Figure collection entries
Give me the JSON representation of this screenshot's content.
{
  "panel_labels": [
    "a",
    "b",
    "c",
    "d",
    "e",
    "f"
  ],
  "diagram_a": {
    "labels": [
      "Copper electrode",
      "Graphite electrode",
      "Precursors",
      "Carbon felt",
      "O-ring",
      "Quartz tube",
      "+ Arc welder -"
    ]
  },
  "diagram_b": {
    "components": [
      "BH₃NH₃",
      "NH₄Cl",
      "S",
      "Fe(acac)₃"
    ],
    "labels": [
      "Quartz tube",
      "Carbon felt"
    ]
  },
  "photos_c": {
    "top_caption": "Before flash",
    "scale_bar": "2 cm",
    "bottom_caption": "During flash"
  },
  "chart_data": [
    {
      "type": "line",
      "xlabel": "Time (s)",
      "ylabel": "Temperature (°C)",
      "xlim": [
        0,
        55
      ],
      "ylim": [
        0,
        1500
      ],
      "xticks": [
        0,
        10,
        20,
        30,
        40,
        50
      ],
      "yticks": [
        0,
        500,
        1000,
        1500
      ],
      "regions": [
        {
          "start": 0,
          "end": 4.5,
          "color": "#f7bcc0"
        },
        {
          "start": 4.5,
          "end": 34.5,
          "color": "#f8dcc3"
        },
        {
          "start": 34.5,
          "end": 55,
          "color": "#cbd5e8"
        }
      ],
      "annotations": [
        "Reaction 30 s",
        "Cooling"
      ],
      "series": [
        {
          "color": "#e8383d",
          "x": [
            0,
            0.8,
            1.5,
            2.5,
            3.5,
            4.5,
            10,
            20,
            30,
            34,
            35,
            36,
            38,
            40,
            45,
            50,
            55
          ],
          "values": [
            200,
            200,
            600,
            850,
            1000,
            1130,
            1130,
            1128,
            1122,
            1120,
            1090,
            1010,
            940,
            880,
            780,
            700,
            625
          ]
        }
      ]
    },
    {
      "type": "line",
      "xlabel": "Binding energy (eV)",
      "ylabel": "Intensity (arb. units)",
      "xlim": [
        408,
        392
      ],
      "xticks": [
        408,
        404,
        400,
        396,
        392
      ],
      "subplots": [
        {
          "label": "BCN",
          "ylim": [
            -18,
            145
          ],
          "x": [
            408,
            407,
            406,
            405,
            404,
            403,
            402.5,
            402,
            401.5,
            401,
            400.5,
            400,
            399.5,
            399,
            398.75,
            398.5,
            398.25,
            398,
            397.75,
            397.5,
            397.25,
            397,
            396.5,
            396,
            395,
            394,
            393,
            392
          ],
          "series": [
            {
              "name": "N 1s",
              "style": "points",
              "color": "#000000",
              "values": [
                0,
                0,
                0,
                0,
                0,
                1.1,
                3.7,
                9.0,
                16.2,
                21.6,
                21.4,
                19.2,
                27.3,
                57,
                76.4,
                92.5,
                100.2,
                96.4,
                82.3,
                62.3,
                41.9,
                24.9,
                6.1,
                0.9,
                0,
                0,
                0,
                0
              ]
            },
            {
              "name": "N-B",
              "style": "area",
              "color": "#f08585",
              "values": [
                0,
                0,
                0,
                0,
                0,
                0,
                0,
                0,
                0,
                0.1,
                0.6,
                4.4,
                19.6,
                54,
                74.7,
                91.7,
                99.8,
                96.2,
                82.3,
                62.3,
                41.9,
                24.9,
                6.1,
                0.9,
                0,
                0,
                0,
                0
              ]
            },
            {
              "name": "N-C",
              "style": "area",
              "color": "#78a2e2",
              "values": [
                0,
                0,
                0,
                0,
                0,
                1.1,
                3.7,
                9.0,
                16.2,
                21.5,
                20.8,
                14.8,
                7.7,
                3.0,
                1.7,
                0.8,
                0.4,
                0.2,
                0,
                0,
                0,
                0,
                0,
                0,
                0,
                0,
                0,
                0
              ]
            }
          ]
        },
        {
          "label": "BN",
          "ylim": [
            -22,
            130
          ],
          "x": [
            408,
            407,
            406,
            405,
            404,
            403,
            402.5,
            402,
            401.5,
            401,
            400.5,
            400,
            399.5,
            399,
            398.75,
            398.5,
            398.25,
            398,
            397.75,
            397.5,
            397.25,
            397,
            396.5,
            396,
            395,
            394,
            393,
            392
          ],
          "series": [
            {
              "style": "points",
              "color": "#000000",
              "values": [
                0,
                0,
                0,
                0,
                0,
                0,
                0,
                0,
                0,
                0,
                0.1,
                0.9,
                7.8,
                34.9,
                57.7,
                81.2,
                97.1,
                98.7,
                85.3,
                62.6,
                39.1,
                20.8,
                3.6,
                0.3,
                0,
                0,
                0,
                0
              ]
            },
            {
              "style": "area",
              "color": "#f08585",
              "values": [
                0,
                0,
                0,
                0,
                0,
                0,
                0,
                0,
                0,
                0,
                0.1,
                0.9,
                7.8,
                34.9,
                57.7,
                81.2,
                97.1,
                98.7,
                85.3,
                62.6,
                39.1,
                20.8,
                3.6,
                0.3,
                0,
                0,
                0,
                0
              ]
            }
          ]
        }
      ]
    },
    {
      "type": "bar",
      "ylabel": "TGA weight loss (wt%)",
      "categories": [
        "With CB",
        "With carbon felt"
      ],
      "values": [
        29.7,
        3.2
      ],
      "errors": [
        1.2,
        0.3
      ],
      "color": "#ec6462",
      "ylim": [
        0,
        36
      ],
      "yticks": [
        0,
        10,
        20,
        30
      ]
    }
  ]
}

...

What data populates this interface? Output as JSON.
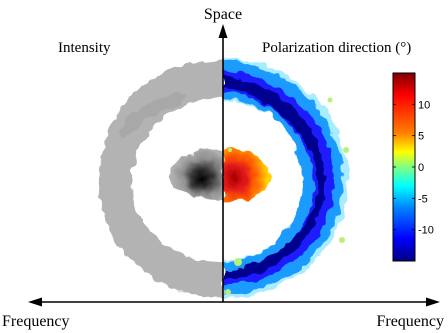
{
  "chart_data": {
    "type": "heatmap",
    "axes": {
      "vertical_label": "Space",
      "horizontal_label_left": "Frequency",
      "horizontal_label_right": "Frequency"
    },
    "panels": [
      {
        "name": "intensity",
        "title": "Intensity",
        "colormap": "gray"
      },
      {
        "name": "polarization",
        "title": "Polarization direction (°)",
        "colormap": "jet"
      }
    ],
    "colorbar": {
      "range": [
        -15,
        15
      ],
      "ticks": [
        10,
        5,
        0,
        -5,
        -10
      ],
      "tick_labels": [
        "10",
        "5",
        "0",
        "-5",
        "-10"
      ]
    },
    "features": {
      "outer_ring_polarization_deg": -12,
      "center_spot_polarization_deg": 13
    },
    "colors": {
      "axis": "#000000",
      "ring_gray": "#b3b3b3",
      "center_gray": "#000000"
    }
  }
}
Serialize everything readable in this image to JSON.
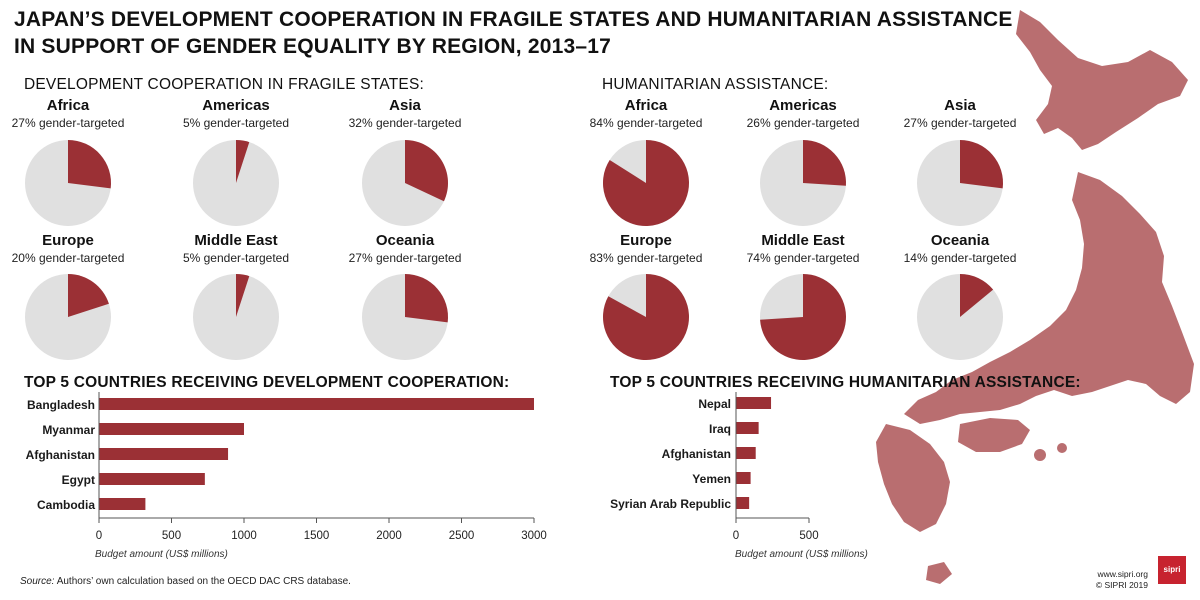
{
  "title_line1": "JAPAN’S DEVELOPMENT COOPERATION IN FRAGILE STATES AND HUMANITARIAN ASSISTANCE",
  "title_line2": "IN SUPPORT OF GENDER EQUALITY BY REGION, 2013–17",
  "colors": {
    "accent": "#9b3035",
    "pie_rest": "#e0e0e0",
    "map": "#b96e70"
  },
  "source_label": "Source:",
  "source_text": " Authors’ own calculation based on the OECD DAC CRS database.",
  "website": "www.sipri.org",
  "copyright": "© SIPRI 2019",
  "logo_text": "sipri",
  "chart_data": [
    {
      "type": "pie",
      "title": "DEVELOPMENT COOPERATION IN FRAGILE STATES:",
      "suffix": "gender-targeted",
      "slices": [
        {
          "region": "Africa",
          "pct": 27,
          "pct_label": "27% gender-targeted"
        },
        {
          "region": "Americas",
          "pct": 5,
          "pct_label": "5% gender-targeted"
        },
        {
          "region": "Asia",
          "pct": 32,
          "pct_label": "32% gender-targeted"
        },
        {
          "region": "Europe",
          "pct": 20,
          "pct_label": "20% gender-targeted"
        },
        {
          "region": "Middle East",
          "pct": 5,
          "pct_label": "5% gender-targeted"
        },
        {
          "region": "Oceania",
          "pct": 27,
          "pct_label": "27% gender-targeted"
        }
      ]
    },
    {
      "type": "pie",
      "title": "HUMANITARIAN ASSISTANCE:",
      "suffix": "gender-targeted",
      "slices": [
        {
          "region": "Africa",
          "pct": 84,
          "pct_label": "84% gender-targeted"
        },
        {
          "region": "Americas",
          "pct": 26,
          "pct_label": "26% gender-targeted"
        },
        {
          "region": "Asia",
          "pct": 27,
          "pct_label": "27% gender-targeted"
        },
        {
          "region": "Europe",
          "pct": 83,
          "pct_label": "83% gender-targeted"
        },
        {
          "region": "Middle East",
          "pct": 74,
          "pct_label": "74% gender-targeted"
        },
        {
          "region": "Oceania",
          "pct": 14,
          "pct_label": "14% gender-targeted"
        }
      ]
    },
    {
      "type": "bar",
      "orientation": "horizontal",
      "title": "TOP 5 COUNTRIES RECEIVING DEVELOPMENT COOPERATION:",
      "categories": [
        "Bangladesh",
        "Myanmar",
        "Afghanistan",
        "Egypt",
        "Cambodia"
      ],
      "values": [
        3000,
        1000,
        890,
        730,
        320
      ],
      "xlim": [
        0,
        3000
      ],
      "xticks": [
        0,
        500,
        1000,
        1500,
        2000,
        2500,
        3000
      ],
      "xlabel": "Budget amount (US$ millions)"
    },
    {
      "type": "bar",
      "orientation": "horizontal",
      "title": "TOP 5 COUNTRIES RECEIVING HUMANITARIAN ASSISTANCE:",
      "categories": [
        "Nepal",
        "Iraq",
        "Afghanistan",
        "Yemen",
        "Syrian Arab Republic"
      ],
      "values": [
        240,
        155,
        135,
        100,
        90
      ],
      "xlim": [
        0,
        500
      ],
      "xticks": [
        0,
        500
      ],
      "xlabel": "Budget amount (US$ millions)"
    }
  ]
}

* [The exercise]: Scan the material above. Copy each line where "HUMANITARIAN" occurs.

* [Answer to the problem]:
  "title_line1": "JAPAN’S DEVELOPMENT COOPERATION IN FRAGILE STATES AND HUMANITARIAN ASSISTANCE",
      "title": "HUMANITARIAN ASSISTANCE:",
      "title": "TOP 5 COUNTRIES RECEIVING HUMANITARIAN ASSISTANCE:",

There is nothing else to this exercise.